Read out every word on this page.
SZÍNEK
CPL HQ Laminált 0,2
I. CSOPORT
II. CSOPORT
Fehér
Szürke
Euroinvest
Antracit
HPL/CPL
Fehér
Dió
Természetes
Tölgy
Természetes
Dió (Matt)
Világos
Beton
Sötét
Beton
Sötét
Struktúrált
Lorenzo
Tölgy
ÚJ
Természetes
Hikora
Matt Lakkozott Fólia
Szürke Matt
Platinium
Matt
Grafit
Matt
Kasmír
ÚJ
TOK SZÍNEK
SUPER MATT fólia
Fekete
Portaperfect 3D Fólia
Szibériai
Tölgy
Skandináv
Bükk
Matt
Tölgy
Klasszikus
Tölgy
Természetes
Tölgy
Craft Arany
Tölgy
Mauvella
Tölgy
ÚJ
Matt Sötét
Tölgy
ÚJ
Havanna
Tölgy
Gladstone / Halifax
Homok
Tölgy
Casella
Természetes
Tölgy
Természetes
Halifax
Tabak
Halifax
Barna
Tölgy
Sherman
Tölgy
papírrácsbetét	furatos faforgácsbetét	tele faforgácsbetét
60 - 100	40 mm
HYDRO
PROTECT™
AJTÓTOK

········

Extract each entry in full and write it down exactly.

Read out every word on this page.
SZÍNEK
CPL HQ Laminált 0,2
I. CSOPORT
II. CSOPORT
Fehér
Szürke
Euroinvest
Antracit
HPL/CPL
Fehér
Dió
Természetes
Tölgy
Természetes
Dió (Matt)
Világos
Beton
Sötét
Beton
Sötét
Struktúrált
Lorenzo
Tölgy
ÚJ
Természetes
Hikora
Matt Lakkozott Fólia
Szürke Matt
Platinium
Matt
Grafit
Matt
Kasmír
ÚJ
TOK SZÍNEK
SUPER MATT fólia
Fekete
Portaperfect 3D Fólia
Szibériai
Tölgy
Skandináv
Bükk
Matt
Tölgy
Klasszikus
Tölgy
Természetes
Tölgy
Craft Arany
Tölgy
Mauvella
Tölgy
ÚJ
Matt Sötét
Tölgy
ÚJ
Havanna
Tölgy
Gladstone / Halifax
Homok
Tölgy
Casella
Természetes
Tölgy
Természetes
Halifax
Tabak
Halifax
Barna
Tölgy
Sherman
Tölgy
papírrácsbetét	furatos faforgácsbetét	tele faforgácsbetét
60 - 100	40 mm
HYDRO
PROTECT™
AJTÓTOK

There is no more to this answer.